[Stored data]
== == ==

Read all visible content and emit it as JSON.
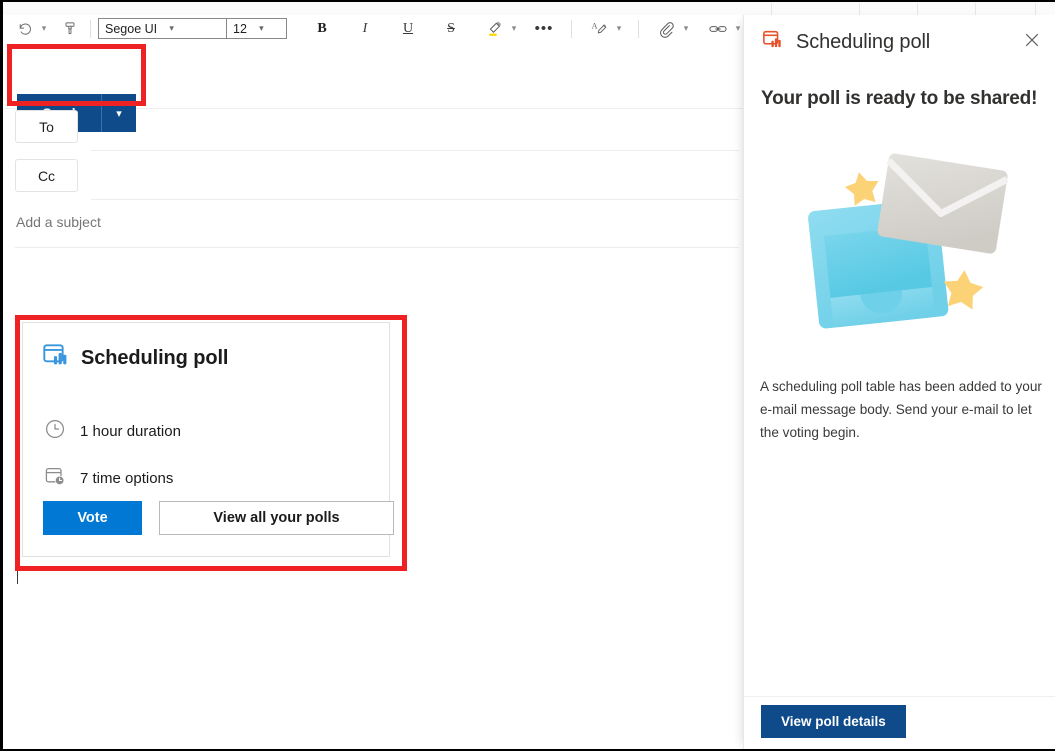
{
  "toolbar": {
    "undo_icon": "undo-icon",
    "format_painter_icon": "format-painter-icon",
    "font_family": "Segoe UI",
    "font_size": "12",
    "bold_label": "B",
    "italic_label": "I",
    "underline_label": "U",
    "strikethrough_label": "S",
    "highlight_icon": "highlight-pen-icon",
    "more_label": "•••",
    "font_color_icon": "font-color-icon",
    "attach_icon": "paperclip-icon",
    "link_icon": "link-icon",
    "signature_icon": "signature-pen-icon",
    "chevron": "⌄"
  },
  "command_bar": {
    "send_label": "Send",
    "send_caret_icon": "chevron-down-icon"
  },
  "compose": {
    "to_label": "To",
    "cc_label": "Cc",
    "subject_value": "",
    "subject_placeholder": "Add a subject"
  },
  "poll_card": {
    "icon": "scheduling-poll-icon",
    "title": "Scheduling poll",
    "duration_icon": "clock-icon",
    "duration_label": "1 hour duration",
    "options_icon": "calendar-clock-icon",
    "options_label": "7 time options",
    "vote_label": "Vote",
    "view_all_label": "View all your polls"
  },
  "task_pane": {
    "icon": "scheduling-poll-icon",
    "title": "Scheduling poll",
    "close_icon": "close-icon",
    "heading": "Your poll is ready to be shared!",
    "illustration": "envelope-and-stars-illustration",
    "description": "A scheduling poll table has been added to your e-mail message body. Send your e-mail to let the voting begin.",
    "footer_button_label": "View poll details"
  },
  "annotations": [
    {
      "name": "send-button-highlight",
      "color": "#ee2222"
    },
    {
      "name": "scheduling-poll-card-highlight",
      "color": "#ee2222"
    }
  ],
  "colors": {
    "send_blue": "#0F4A8A",
    "vote_blue": "#0078D4",
    "poll_icon_blue": "#3A96DD",
    "pane_icon_orange": "#E8502A",
    "annotation_red": "#EE2222"
  }
}
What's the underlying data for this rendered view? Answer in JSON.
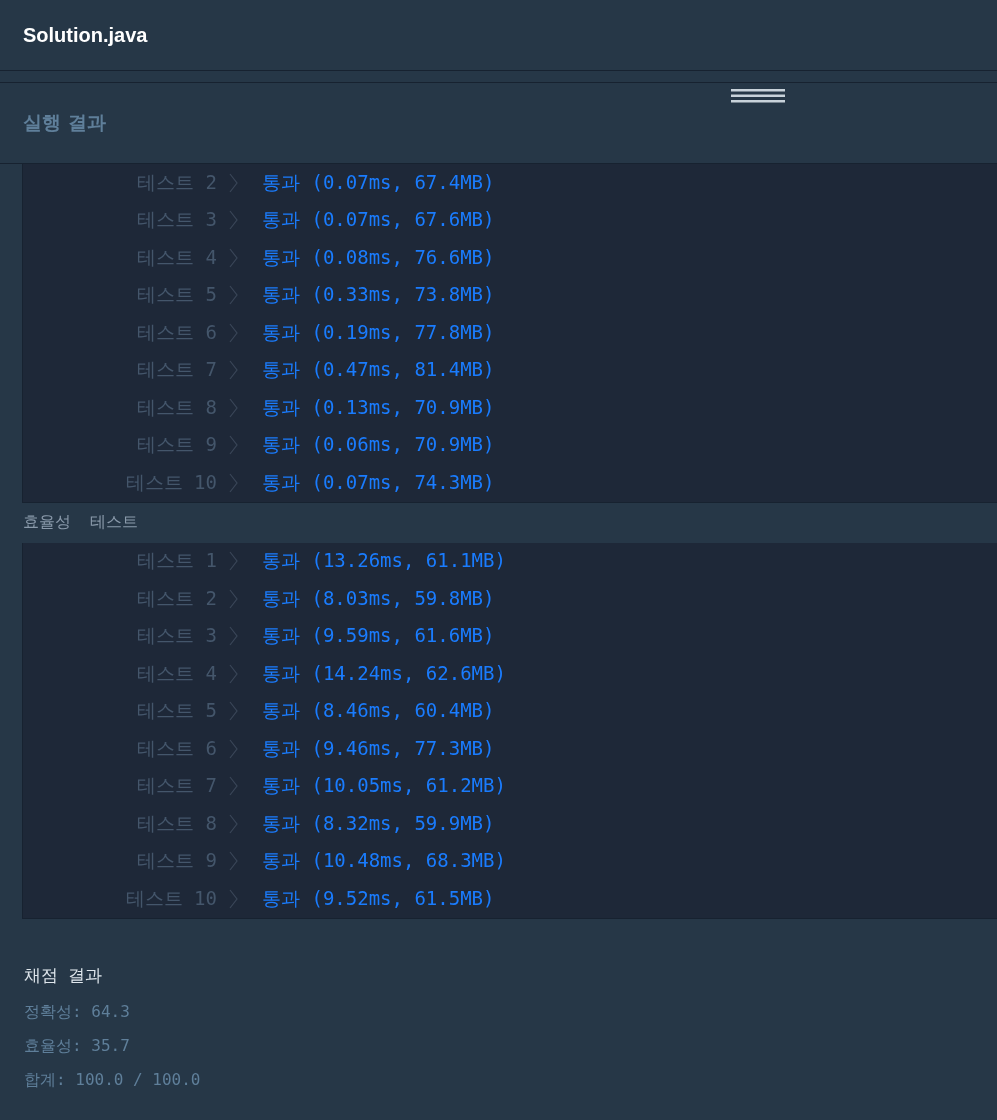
{
  "file_title": "Solution.java",
  "results_title": "실행 결과",
  "groups": [
    {
      "rows": [
        {
          "label": "테스트 2",
          "result": "통과 (0.07ms, 67.4MB)"
        },
        {
          "label": "테스트 3",
          "result": "통과 (0.07ms, 67.6MB)"
        },
        {
          "label": "테스트 4",
          "result": "통과 (0.08ms, 76.6MB)"
        },
        {
          "label": "테스트 5",
          "result": "통과 (0.33ms, 73.8MB)"
        },
        {
          "label": "테스트 6",
          "result": "통과 (0.19ms, 77.8MB)"
        },
        {
          "label": "테스트 7",
          "result": "통과 (0.47ms, 81.4MB)"
        },
        {
          "label": "테스트 8",
          "result": "통과 (0.13ms, 70.9MB)"
        },
        {
          "label": "테스트 9",
          "result": "통과 (0.06ms, 70.9MB)"
        },
        {
          "label": "테스트 10",
          "result": "통과 (0.07ms, 74.3MB)"
        }
      ]
    },
    {
      "heading": "효율성  테스트",
      "rows": [
        {
          "label": "테스트 1",
          "result": "통과 (13.26ms, 61.1MB)"
        },
        {
          "label": "테스트 2",
          "result": "통과 (8.03ms, 59.8MB)"
        },
        {
          "label": "테스트 3",
          "result": "통과 (9.59ms, 61.6MB)"
        },
        {
          "label": "테스트 4",
          "result": "통과 (14.24ms, 62.6MB)"
        },
        {
          "label": "테스트 5",
          "result": "통과 (8.46ms, 60.4MB)"
        },
        {
          "label": "테스트 6",
          "result": "통과 (9.46ms, 77.3MB)"
        },
        {
          "label": "테스트 7",
          "result": "통과 (10.05ms, 61.2MB)"
        },
        {
          "label": "테스트 8",
          "result": "통과 (8.32ms, 59.9MB)"
        },
        {
          "label": "테스트 9",
          "result": "통과 (10.48ms, 68.3MB)"
        },
        {
          "label": "테스트 10",
          "result": "통과 (9.52ms, 61.5MB)"
        }
      ]
    }
  ],
  "score": {
    "title": "채점 결과",
    "lines": [
      "정확성: 64.3",
      "효율성: 35.7",
      "합계: 100.0 / 100.0"
    ]
  }
}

== == ==

[REQUIRED TASK] Write out every line above exactly as it is, leaving out the pictures.

[CORRECT RESPONSE]
Read all visible content and emit it as JSON.
{
  "toolbar": {
    "undo_icon": "undo-icon",
    "format_painter_icon": "format-painter-icon",
    "font_family": "Segoe UI",
    "font_size": "12",
    "bold_label": "B",
    "italic_label": "I",
    "underline_label": "U",
    "strikethrough_label": "S",
    "highlight_icon": "highlight-pen-icon",
    "more_label": "•••",
    "font_color_icon": "font-color-icon",
    "attach_icon": "paperclip-icon",
    "link_icon": "link-icon",
    "signature_icon": "signature-pen-icon",
    "chevron": "⌄"
  },
  "command_bar": {
    "send_label": "Send",
    "send_caret_icon": "chevron-down-icon"
  },
  "compose": {
    "to_label": "To",
    "cc_label": "Cc",
    "subject_value": "",
    "subject_placeholder": "Add a subject"
  },
  "poll_card": {
    "icon": "scheduling-poll-icon",
    "title": "Scheduling poll",
    "duration_icon": "clock-icon",
    "duration_label": "1 hour duration",
    "options_icon": "calendar-clock-icon",
    "options_label": "7 time options",
    "vote_label": "Vote",
    "view_all_label": "View all your polls"
  },
  "task_pane": {
    "icon": "scheduling-poll-icon",
    "title": "Scheduling poll",
    "close_icon": "close-icon",
    "heading": "Your poll is ready to be shared!",
    "illustration": "envelope-and-stars-illustration",
    "description": "A scheduling poll table has been added to your e-mail message body. Send your e-mail to let the voting begin.",
    "footer_button_label": "View poll details"
  },
  "annotations": [
    {
      "name": "send-button-highlight",
      "color": "#ee2222"
    },
    {
      "name": "scheduling-poll-card-highlight",
      "color": "#ee2222"
    }
  ],
  "colors": {
    "send_blue": "#0F4A8A",
    "vote_blue": "#0078D4",
    "poll_icon_blue": "#3A96DD",
    "pane_icon_orange": "#E8502A",
    "annotation_red": "#EE2222"
  }
}
What's the underlying data for this rendered view? Answer in JSON.
{
  "file_title": "Solution.java",
  "results_title": "실행 결과",
  "groups": [
    {
      "rows": [
        {
          "label": "테스트 2",
          "result": "통과 (0.07ms, 67.4MB)"
        },
        {
          "label": "테스트 3",
          "result": "통과 (0.07ms, 67.6MB)"
        },
        {
          "label": "테스트 4",
          "result": "통과 (0.08ms, 76.6MB)"
        },
        {
          "label": "테스트 5",
          "result": "통과 (0.33ms, 73.8MB)"
        },
        {
          "label": "테스트 6",
          "result": "통과 (0.19ms, 77.8MB)"
        },
        {
          "label": "테스트 7",
          "result": "통과 (0.47ms, 81.4MB)"
        },
        {
          "label": "테스트 8",
          "result": "통과 (0.13ms, 70.9MB)"
        },
        {
          "label": "테스트 9",
          "result": "통과 (0.06ms, 70.9MB)"
        },
        {
          "label": "테스트 10",
          "result": "통과 (0.07ms, 74.3MB)"
        }
      ]
    },
    {
      "heading": "효율성  테스트",
      "rows": [
        {
          "label": "테스트 1",
          "result": "통과 (13.26ms, 61.1MB)"
        },
        {
          "label": "테스트 2",
          "result": "통과 (8.03ms, 59.8MB)"
        },
        {
          "label": "테스트 3",
          "result": "통과 (9.59ms, 61.6MB)"
        },
        {
          "label": "테스트 4",
          "result": "통과 (14.24ms, 62.6MB)"
        },
        {
          "label": "테스트 5",
          "result": "통과 (8.46ms, 60.4MB)"
        },
        {
          "label": "테스트 6",
          "result": "통과 (9.46ms, 77.3MB)"
        },
        {
          "label": "테스트 7",
          "result": "통과 (10.05ms, 61.2MB)"
        },
        {
          "label": "테스트 8",
          "result": "통과 (8.32ms, 59.9MB)"
        },
        {
          "label": "테스트 9",
          "result": "통과 (10.48ms, 68.3MB)"
        },
        {
          "label": "테스트 10",
          "result": "통과 (9.52ms, 61.5MB)"
        }
      ]
    }
  ],
  "score": {
    "title": "채점 결과",
    "lines": [
      "정확성: 64.3",
      "효율성: 35.7",
      "합계: 100.0 / 100.0"
    ]
  }
}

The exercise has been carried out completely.